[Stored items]

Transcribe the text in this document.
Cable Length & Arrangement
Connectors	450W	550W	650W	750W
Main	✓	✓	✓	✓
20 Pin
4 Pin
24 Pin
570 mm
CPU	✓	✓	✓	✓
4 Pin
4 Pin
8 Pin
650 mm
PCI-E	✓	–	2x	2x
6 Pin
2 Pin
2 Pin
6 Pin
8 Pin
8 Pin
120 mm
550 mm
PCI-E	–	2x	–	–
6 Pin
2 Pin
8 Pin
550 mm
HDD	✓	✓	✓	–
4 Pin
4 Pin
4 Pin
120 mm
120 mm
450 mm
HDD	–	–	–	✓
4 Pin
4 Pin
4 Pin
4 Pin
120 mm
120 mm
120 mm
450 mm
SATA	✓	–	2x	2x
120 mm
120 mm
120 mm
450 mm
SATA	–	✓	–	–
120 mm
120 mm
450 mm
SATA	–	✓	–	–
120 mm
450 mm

* * *

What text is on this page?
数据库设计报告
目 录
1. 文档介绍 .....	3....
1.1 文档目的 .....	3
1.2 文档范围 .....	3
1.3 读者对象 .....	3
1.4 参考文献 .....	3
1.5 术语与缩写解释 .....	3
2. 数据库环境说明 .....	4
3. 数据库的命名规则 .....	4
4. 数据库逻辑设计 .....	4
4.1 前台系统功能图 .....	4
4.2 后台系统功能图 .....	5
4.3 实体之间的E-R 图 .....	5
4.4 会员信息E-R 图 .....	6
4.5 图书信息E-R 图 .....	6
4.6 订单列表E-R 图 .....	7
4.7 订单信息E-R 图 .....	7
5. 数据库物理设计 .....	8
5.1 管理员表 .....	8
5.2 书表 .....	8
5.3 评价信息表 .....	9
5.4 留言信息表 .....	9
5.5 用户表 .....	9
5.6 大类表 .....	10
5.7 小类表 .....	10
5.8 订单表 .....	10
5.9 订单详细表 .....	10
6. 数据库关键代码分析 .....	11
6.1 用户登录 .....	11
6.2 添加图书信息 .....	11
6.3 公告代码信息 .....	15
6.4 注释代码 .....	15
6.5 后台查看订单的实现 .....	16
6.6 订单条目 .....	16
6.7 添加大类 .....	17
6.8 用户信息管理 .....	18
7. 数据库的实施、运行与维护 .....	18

*Stated exercise*
Find the lines containing "this" and pull them out.

*Correct output*
Transcribe the text in this document.
What text is on this page?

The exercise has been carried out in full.